Material provided:
⁂

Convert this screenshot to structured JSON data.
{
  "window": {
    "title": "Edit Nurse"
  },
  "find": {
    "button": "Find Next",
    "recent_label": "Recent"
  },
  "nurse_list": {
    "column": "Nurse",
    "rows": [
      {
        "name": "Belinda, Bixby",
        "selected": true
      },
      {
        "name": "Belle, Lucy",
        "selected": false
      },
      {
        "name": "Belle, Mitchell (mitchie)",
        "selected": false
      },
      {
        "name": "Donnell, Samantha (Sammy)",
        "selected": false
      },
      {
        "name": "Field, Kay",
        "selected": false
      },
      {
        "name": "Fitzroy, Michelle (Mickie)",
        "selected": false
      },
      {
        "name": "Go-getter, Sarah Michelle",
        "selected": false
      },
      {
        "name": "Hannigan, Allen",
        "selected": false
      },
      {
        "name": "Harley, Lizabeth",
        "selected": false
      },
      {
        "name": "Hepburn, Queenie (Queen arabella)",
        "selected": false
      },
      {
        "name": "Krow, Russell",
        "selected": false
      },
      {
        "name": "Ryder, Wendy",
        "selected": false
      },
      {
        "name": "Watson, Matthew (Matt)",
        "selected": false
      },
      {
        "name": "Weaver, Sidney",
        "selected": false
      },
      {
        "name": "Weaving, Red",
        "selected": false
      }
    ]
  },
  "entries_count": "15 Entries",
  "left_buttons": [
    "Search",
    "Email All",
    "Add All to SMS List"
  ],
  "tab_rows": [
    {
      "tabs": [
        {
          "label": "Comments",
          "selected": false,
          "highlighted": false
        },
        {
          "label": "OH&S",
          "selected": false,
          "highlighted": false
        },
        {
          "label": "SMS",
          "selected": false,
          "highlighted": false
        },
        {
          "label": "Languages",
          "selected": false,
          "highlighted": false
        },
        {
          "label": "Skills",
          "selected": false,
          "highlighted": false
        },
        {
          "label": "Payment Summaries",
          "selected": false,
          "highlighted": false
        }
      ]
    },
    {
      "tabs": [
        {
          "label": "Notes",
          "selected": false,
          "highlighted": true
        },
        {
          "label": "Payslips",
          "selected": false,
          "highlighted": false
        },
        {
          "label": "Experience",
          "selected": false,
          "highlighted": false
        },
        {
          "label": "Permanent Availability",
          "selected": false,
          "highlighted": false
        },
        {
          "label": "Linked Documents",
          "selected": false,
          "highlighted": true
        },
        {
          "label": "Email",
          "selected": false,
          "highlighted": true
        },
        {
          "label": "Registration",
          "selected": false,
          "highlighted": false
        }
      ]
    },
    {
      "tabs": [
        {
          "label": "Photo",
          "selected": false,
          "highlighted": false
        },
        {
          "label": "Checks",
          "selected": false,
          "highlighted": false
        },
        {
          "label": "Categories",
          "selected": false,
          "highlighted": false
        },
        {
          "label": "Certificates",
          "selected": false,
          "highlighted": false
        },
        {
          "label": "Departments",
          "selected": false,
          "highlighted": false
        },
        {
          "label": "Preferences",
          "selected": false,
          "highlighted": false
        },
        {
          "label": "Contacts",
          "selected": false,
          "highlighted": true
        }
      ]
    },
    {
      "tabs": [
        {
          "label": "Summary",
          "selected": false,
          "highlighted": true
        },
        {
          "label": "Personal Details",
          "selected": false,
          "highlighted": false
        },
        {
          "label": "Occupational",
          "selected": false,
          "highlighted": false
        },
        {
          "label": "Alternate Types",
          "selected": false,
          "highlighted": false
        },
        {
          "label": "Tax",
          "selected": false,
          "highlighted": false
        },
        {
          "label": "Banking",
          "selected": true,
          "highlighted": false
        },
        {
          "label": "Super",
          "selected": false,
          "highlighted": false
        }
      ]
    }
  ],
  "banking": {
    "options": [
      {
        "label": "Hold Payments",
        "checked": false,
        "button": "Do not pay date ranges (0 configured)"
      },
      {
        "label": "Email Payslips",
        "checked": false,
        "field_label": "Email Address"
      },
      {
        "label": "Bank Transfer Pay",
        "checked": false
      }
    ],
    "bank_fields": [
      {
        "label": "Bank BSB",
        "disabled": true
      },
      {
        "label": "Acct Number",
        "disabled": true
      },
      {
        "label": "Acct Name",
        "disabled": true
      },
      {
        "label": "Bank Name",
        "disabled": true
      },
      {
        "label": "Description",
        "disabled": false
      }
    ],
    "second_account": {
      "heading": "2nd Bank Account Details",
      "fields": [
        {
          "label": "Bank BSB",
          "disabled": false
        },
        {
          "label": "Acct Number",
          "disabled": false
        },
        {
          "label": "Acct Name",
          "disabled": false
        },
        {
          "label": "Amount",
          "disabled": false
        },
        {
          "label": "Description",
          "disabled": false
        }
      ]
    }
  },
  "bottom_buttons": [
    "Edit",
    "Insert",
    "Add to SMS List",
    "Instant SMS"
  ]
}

⁂

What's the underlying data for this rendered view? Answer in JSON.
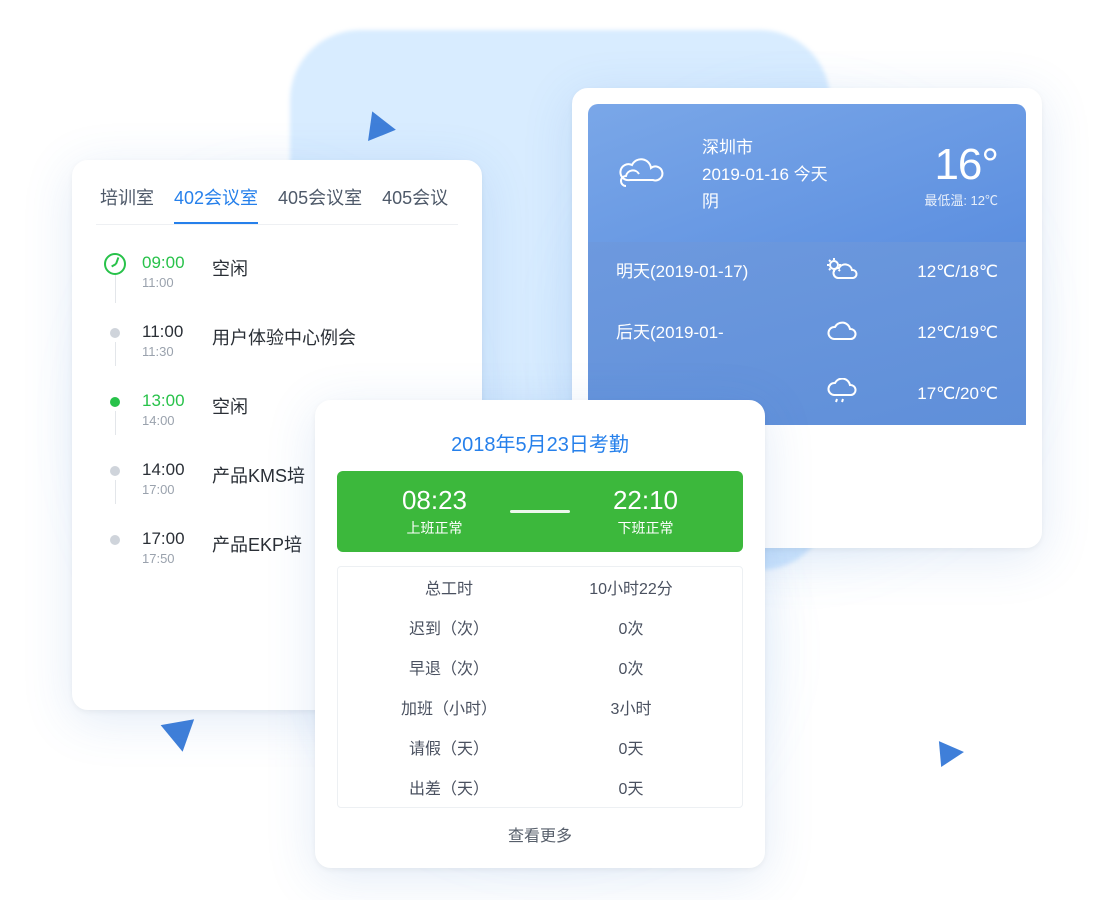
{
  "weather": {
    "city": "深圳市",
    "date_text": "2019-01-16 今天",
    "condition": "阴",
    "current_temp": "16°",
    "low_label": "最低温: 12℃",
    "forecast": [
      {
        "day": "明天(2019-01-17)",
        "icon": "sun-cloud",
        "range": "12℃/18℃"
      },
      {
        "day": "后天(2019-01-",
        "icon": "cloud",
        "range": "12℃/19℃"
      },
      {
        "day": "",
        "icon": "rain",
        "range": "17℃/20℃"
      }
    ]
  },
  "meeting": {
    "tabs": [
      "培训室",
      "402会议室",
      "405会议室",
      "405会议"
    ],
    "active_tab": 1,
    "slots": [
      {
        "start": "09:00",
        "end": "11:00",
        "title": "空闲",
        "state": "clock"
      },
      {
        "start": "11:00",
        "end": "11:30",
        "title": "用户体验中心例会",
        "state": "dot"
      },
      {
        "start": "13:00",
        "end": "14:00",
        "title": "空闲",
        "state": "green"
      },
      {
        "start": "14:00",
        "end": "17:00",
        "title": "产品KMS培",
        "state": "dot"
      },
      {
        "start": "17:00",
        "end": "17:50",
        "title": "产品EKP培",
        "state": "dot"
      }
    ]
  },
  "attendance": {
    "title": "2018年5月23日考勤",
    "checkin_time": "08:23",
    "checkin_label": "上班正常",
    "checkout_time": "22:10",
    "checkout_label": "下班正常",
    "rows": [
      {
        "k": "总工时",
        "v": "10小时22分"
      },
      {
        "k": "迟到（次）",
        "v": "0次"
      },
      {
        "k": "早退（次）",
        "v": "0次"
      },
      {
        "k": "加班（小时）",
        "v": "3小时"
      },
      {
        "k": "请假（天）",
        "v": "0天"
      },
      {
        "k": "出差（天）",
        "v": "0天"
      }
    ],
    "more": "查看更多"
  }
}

⁂

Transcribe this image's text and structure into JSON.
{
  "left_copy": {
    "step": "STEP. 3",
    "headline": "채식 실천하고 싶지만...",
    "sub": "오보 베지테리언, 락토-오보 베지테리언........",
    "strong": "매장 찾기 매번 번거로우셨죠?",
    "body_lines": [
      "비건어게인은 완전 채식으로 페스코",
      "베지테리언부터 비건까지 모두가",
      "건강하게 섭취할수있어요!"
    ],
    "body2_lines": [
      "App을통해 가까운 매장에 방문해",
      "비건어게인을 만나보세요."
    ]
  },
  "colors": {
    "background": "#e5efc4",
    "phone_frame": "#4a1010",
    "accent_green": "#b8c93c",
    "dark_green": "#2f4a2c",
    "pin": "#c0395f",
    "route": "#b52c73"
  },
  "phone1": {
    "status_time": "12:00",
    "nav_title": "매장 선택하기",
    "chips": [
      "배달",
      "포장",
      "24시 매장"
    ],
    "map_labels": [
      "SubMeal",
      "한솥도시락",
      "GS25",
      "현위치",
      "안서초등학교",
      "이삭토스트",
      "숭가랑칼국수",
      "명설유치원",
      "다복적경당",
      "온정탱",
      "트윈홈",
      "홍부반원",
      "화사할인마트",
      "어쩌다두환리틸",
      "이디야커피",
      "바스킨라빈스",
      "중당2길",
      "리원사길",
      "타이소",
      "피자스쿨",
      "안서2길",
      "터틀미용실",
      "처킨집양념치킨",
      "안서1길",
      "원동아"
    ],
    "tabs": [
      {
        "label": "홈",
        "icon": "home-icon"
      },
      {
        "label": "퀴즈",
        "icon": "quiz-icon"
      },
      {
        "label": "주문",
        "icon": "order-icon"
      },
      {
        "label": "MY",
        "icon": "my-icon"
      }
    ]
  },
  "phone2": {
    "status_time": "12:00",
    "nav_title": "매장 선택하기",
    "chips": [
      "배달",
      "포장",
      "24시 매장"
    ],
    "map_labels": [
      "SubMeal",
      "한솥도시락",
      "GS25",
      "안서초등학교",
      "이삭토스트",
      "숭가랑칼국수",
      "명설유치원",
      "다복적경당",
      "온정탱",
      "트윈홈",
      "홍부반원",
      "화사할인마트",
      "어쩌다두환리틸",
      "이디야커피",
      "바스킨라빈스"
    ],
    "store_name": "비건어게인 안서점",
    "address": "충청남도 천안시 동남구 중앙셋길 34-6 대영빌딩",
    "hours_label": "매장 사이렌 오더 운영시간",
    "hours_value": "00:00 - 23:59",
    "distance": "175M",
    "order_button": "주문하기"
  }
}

⁂

Directive:
Show all lines from the data above in which the word "Description" appears.

Output for this exercise:
        "label": "Description",
          "label": "Description",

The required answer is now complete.